# Records:
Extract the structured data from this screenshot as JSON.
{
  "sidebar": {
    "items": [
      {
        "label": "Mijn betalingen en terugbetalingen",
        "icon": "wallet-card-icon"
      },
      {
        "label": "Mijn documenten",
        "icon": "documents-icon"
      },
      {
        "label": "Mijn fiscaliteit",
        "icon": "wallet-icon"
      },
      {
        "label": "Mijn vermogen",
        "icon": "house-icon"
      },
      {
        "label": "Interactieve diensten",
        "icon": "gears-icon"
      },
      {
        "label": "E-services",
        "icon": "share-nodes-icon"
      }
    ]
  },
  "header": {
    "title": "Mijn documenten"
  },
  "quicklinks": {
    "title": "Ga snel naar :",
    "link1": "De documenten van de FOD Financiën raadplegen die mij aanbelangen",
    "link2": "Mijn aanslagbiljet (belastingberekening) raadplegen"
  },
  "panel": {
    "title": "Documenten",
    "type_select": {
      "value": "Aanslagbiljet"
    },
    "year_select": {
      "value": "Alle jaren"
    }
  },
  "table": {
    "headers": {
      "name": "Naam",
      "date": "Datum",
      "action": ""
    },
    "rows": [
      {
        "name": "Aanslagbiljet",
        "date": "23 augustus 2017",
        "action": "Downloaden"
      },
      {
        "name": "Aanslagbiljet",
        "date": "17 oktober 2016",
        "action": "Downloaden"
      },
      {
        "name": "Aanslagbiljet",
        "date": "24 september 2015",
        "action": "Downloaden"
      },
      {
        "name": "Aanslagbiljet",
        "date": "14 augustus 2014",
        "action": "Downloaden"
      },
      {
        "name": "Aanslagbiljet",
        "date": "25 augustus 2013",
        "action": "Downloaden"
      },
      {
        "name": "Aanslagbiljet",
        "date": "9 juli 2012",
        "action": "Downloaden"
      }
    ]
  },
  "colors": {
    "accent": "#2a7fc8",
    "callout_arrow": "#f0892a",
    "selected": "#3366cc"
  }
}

# Task description:
Set down every line of the listing above again, exactly as given.

# Reply:
Extract the structured data from this screenshot as JSON.
{
  "sidebar": {
    "items": [
      {
        "label": "Mijn betalingen en terugbetalingen",
        "icon": "wallet-card-icon"
      },
      {
        "label": "Mijn documenten",
        "icon": "documents-icon"
      },
      {
        "label": "Mijn fiscaliteit",
        "icon": "wallet-icon"
      },
      {
        "label": "Mijn vermogen",
        "icon": "house-icon"
      },
      {
        "label": "Interactieve diensten",
        "icon": "gears-icon"
      },
      {
        "label": "E-services",
        "icon": "share-nodes-icon"
      }
    ]
  },
  "header": {
    "title": "Mijn documenten"
  },
  "quicklinks": {
    "title": "Ga snel naar :",
    "link1": "De documenten van de FOD Financiën raadplegen die mij aanbelangen",
    "link2": "Mijn aanslagbiljet (belastingberekening) raadplegen"
  },
  "panel": {
    "title": "Documenten",
    "type_select": {
      "value": "Aanslagbiljet"
    },
    "year_select": {
      "value": "Alle jaren"
    }
  },
  "table": {
    "headers": {
      "name": "Naam",
      "date": "Datum",
      "action": ""
    },
    "rows": [
      {
        "name": "Aanslagbiljet",
        "date": "23 augustus 2017",
        "action": "Downloaden"
      },
      {
        "name": "Aanslagbiljet",
        "date": "17 oktober 2016",
        "action": "Downloaden"
      },
      {
        "name": "Aanslagbiljet",
        "date": "24 september 2015",
        "action": "Downloaden"
      },
      {
        "name": "Aanslagbiljet",
        "date": "14 augustus 2014",
        "action": "Downloaden"
      },
      {
        "name": "Aanslagbiljet",
        "date": "25 augustus 2013",
        "action": "Downloaden"
      },
      {
        "name": "Aanslagbiljet",
        "date": "9 juli 2012",
        "action": "Downloaden"
      }
    ]
  },
  "colors": {
    "accent": "#2a7fc8",
    "callout_arrow": "#f0892a",
    "selected": "#3366cc"
  }
}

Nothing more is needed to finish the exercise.